→ **What the task asks**
Pick out every line of the entries below where "value" occurs, and copy those lines.

→ **Data shown**
--- start ---

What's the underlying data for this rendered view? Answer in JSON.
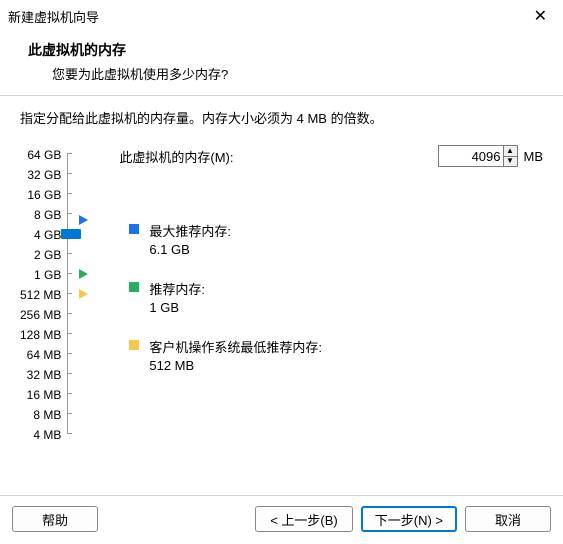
{
  "window": {
    "title": "新建虚拟机向导"
  },
  "header": {
    "title": "此虚拟机的内存",
    "subtitle": "您要为此虚拟机使用多少内存?"
  },
  "instruction": "指定分配给此虚拟机的内存量。内存大小必须为 4 MB 的倍数。",
  "memory": {
    "label": "此虚拟机的内存(M):",
    "value": "4096",
    "unit": "MB"
  },
  "ruler": {
    "labels": [
      "64 GB",
      "32 GB",
      "16 GB",
      "8 GB",
      "4 GB",
      "2 GB",
      "1 GB",
      "512 MB",
      "256 MB",
      "128 MB",
      "64 MB",
      "32 MB",
      "16 MB",
      "8 MB",
      "4 MB"
    ]
  },
  "markers": {
    "max": {
      "title": "最大推荐内存:",
      "value": "6.1 GB"
    },
    "rec": {
      "title": "推荐内存:",
      "value": "1 GB"
    },
    "min": {
      "title": "客户机操作系统最低推荐内存:",
      "value": "512 MB"
    }
  },
  "buttons": {
    "help": "帮助",
    "back": "< 上一步(B)",
    "next": "下一步(N) >",
    "cancel": "取消"
  }
}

--- end ---

→ **Result**
    "value": "4096",
      "value": "6.1 GB"
      "value": "1 GB"
      "value": "512 MB"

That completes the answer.